• GIVEN PROBLEM:
Each line below that contains "Department" counts once; report the total and nothing more.

• INFORMATION SHOWN:
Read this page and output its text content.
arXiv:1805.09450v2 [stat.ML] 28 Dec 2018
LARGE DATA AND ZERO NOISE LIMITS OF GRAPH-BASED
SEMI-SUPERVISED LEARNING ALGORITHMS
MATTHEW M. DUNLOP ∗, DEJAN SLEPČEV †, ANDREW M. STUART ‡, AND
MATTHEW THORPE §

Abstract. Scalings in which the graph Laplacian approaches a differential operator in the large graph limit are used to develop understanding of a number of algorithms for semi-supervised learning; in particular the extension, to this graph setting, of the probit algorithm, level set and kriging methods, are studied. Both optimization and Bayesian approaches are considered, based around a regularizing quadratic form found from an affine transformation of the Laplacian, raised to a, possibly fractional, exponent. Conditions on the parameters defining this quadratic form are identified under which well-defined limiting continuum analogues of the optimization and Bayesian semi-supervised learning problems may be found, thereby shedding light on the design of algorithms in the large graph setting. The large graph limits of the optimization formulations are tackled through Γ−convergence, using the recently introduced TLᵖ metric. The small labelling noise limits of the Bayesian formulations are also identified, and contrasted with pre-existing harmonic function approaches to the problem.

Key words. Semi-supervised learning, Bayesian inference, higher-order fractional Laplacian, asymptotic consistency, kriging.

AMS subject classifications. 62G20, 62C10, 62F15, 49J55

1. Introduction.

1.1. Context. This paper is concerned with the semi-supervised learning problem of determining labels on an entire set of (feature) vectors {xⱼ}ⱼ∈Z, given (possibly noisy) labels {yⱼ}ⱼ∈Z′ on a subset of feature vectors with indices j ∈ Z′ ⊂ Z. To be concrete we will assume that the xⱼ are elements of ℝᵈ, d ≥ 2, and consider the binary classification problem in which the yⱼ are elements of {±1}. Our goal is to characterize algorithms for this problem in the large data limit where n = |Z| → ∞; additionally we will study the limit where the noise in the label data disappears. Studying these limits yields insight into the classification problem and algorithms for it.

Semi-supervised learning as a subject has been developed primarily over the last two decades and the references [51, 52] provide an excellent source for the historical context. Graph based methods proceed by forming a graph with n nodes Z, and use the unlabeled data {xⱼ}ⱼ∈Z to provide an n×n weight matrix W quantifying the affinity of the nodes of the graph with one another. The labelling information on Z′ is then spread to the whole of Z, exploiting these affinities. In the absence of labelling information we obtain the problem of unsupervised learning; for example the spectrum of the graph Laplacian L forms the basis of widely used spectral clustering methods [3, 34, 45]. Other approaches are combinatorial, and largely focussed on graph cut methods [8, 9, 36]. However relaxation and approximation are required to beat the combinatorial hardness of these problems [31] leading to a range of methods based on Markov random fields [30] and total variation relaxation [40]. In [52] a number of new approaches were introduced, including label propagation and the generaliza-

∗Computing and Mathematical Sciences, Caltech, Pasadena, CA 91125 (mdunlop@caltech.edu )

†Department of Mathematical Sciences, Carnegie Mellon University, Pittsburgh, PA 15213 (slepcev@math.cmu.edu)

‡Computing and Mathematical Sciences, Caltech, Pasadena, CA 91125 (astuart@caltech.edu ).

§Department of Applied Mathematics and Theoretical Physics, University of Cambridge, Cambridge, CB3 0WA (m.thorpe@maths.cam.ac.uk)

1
* * *
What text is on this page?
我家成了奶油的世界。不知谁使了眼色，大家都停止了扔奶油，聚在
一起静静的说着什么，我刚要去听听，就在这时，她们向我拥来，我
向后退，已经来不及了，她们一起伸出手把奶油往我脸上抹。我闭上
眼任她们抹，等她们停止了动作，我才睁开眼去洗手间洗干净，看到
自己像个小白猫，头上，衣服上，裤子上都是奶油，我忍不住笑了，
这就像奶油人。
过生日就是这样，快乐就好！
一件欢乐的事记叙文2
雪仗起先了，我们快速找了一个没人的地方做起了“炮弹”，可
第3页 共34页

• WORKED SOLUTION:
2